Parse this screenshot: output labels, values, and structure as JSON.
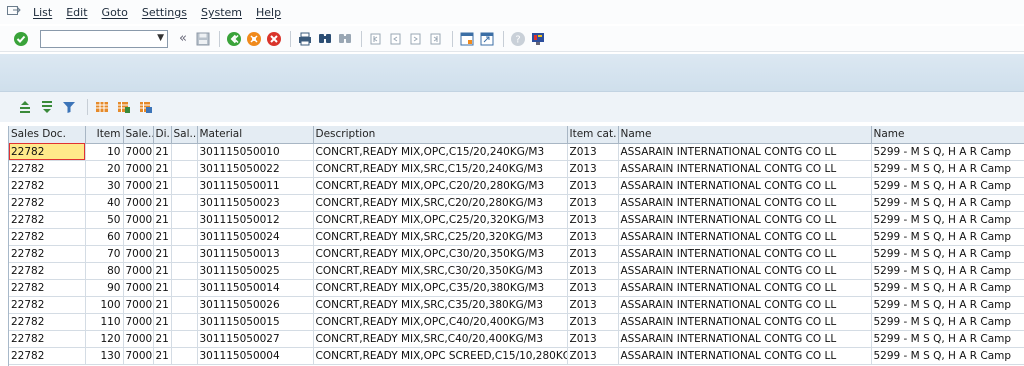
{
  "menu": {
    "items": [
      "List",
      "Edit",
      "Goto",
      "Settings",
      "System",
      "Help"
    ]
  },
  "toolbar": {
    "command_field_value": "",
    "icons": [
      "confirm-icon",
      "back-icon",
      "save-icon",
      "back-green-icon",
      "exit-icon",
      "cancel-icon",
      "print-icon",
      "find-icon",
      "find-next-icon",
      "first-page-icon",
      "previous-page-icon",
      "next-page-icon",
      "last-page-icon",
      "new-session-icon",
      "shortcut-icon",
      "help-icon",
      "customize-layout-icon"
    ]
  },
  "alv_toolbar": {
    "icons": [
      "sort-ascending-icon",
      "sort-descending-icon",
      "filter-icon",
      "change-layout-icon",
      "select-layout-icon",
      "save-layout-icon"
    ]
  },
  "title": "",
  "table": {
    "columns": [
      "Sales Doc.",
      "Item",
      "Sale..",
      "Di..",
      "Sal..",
      "Material",
      "Description",
      "Item cat.",
      "Name",
      "Name"
    ],
    "rows": [
      [
        "22782",
        "10",
        "7000",
        "21",
        "",
        "301115050010",
        "CONCRT,READY MIX,OPC,C15/20,240KG/M3",
        "Z013",
        "ASSARAIN INTERNATIONAL CONTG CO LL",
        "5299 - M S Q, H A R Camp"
      ],
      [
        "22782",
        "20",
        "7000",
        "21",
        "",
        "301115050022",
        "CONCRT,READY MIX,SRC,C15/20,240KG/M3",
        "Z013",
        "ASSARAIN INTERNATIONAL CONTG CO LL",
        "5299 - M S Q, H A R Camp"
      ],
      [
        "22782",
        "30",
        "7000",
        "21",
        "",
        "301115050011",
        "CONCRT,READY MIX,OPC,C20/20,280KG/M3",
        "Z013",
        "ASSARAIN INTERNATIONAL CONTG CO LL",
        "5299 - M S Q, H A R Camp"
      ],
      [
        "22782",
        "40",
        "7000",
        "21",
        "",
        "301115050023",
        "CONCRT,READY MIX,SRC,C20/20,280KG/M3",
        "Z013",
        "ASSARAIN INTERNATIONAL CONTG CO LL",
        "5299 - M S Q, H A R Camp"
      ],
      [
        "22782",
        "50",
        "7000",
        "21",
        "",
        "301115050012",
        "CONCRT,READY MIX,OPC,C25/20,320KG/M3",
        "Z013",
        "ASSARAIN INTERNATIONAL CONTG CO LL",
        "5299 - M S Q, H A R Camp"
      ],
      [
        "22782",
        "60",
        "7000",
        "21",
        "",
        "301115050024",
        "CONCRT,READY MIX,SRC,C25/20,320KG/M3",
        "Z013",
        "ASSARAIN INTERNATIONAL CONTG CO LL",
        "5299 - M S Q, H A R Camp"
      ],
      [
        "22782",
        "70",
        "7000",
        "21",
        "",
        "301115050013",
        "CONCRT,READY MIX,OPC,C30/20,350KG/M3",
        "Z013",
        "ASSARAIN INTERNATIONAL CONTG CO LL",
        "5299 - M S Q, H A R Camp"
      ],
      [
        "22782",
        "80",
        "7000",
        "21",
        "",
        "301115050025",
        "CONCRT,READY MIX,SRC,C30/20,350KG/M3",
        "Z013",
        "ASSARAIN INTERNATIONAL CONTG CO LL",
        "5299 - M S Q, H A R Camp"
      ],
      [
        "22782",
        "90",
        "7000",
        "21",
        "",
        "301115050014",
        "CONCRT,READY MIX,OPC,C35/20,380KG/M3",
        "Z013",
        "ASSARAIN INTERNATIONAL CONTG CO LL",
        "5299 - M S Q, H A R Camp"
      ],
      [
        "22782",
        "100",
        "7000",
        "21",
        "",
        "301115050026",
        "CONCRT,READY MIX,SRC,C35/20,380KG/M3",
        "Z013",
        "ASSARAIN INTERNATIONAL CONTG CO LL",
        "5299 - M S Q, H A R Camp"
      ],
      [
        "22782",
        "110",
        "7000",
        "21",
        "",
        "301115050015",
        "CONCRT,READY MIX,OPC,C40/20,400KG/M3",
        "Z013",
        "ASSARAIN INTERNATIONAL CONTG CO LL",
        "5299 - M S Q, H A R Camp"
      ],
      [
        "22782",
        "120",
        "7000",
        "21",
        "",
        "301115050027",
        "CONCRT,READY MIX,SRC,C40/20,400KG/M3",
        "Z013",
        "ASSARAIN INTERNATIONAL CONTG CO LL",
        "5299 - M S Q, H A R Camp"
      ],
      [
        "22782",
        "130",
        "7000",
        "21",
        "",
        "301115050004",
        "CONCRT,READY MIX,OPC SCREED,C15/10,280KG",
        "Z013",
        "ASSARAIN INTERNATIONAL CONTG CO LL",
        "5299 - M S Q, H A R Camp"
      ]
    ]
  },
  "colors": {
    "title_band": "#d5e3ef",
    "header_bg": "#e4ecf3",
    "selected_cell": "#ffe98a",
    "confirm_green": "#3aa33a",
    "exit_orange": "#f08a1c",
    "cancel_red": "#d9342b"
  }
}
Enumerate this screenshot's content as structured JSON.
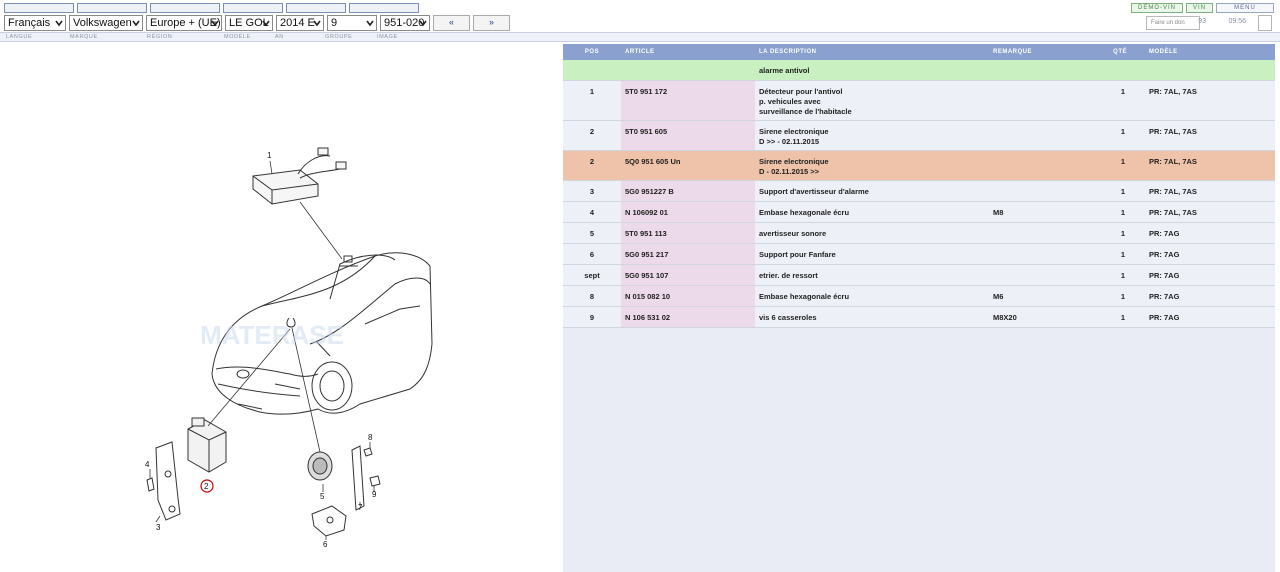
{
  "topbar": {
    "buttons": [
      "DÉMO-VIN",
      "VIN",
      "MENU"
    ]
  },
  "selectors": {
    "language": "Français",
    "brand": "Volkswagen",
    "region": "Europe + (UE)",
    "model": "LE GOL",
    "year": "2014 E",
    "group": "9",
    "image": "951-020",
    "prev": "«",
    "next": "»"
  },
  "labels": {
    "language": "LANGUE",
    "brand": "MARQUE",
    "region": "RÉGION",
    "model": "MODÈLE",
    "year": "AN",
    "group": "GROUPE",
    "image": "IMAGE"
  },
  "search": {
    "placeholder": "Faire un don"
  },
  "counters": {
    "a": "93",
    "b": "09:56"
  },
  "diagram": {
    "callouts": [
      "1",
      "2",
      "3",
      "4",
      "5",
      "6",
      "7",
      "8",
      "9"
    ]
  },
  "table": {
    "headers": {
      "pos": "POS",
      "article": "ARTICLE",
      "description": "LA DESCRIPTION",
      "remark": "REMARQUE",
      "qty": "QTÉ",
      "model": "MODÈLE"
    },
    "section": "alarme antivol",
    "rows": [
      {
        "pos": "1",
        "article": "5T0 951 172",
        "description": "Détecteur pour l'antivol\np. vehicules avec\nsurveillance de l'habitacle",
        "remark": "",
        "qty": "1",
        "model": "PR: 7AL, 7AS"
      },
      {
        "pos": "2",
        "article": "5T0 951 605",
        "description": "Sirene electronique\nD >> - 02.11.2015",
        "remark": "",
        "qty": "1",
        "model": "PR: 7AL, 7AS"
      },
      {
        "pos": "2",
        "article": "5Q0 951 605 Un",
        "description": "Sirene electronique\nD - 02.11.2015 >>",
        "remark": "",
        "qty": "1",
        "model": "PR: 7AL, 7AS"
      },
      {
        "pos": "3",
        "article": "5G0 951227 B",
        "description": "Support d'avertisseur d'alarme",
        "remark": "",
        "qty": "1",
        "model": "PR: 7AL, 7AS"
      },
      {
        "pos": "4",
        "article": "N 106092 01",
        "description": "Embase hexagonale écru",
        "remark": "M8",
        "qty": "1",
        "model": "PR: 7AL, 7AS"
      },
      {
        "pos": "5",
        "article": "5T0 951 113",
        "description": "avertisseur sonore",
        "remark": "",
        "qty": "1",
        "model": "PR: 7AG"
      },
      {
        "pos": "6",
        "article": "5G0 951 217",
        "description": "Support pour Fanfare",
        "remark": "",
        "qty": "1",
        "model": "PR: 7AG"
      },
      {
        "pos": "sept",
        "article": "5G0 951 107",
        "description": "etrier. de ressort",
        "remark": "",
        "qty": "1",
        "model": "PR: 7AG"
      },
      {
        "pos": "8",
        "article": "N 015 082 10",
        "description": "Embase hexagonale écru",
        "remark": "M6",
        "qty": "1",
        "model": "PR: 7AG"
      },
      {
        "pos": "9",
        "article": "N 106 531 02",
        "description": "vis 6 casseroles",
        "remark": "M8X20",
        "qty": "1",
        "model": "PR: 7AG"
      }
    ]
  },
  "colors": {
    "header": "#8aa0cf",
    "section": "#c8f0c0",
    "highlight": "#eec3aa",
    "article_cell": "#ecdaea"
  }
}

## What you are asked to do:
Which lines hold the string "electronique"? Copy all of them from the data above.

## Worked solution:
        "description": "Sirene electronique\nD >> - 02.11.2015",
        "description": "Sirene electronique\nD - 02.11.2015 >>",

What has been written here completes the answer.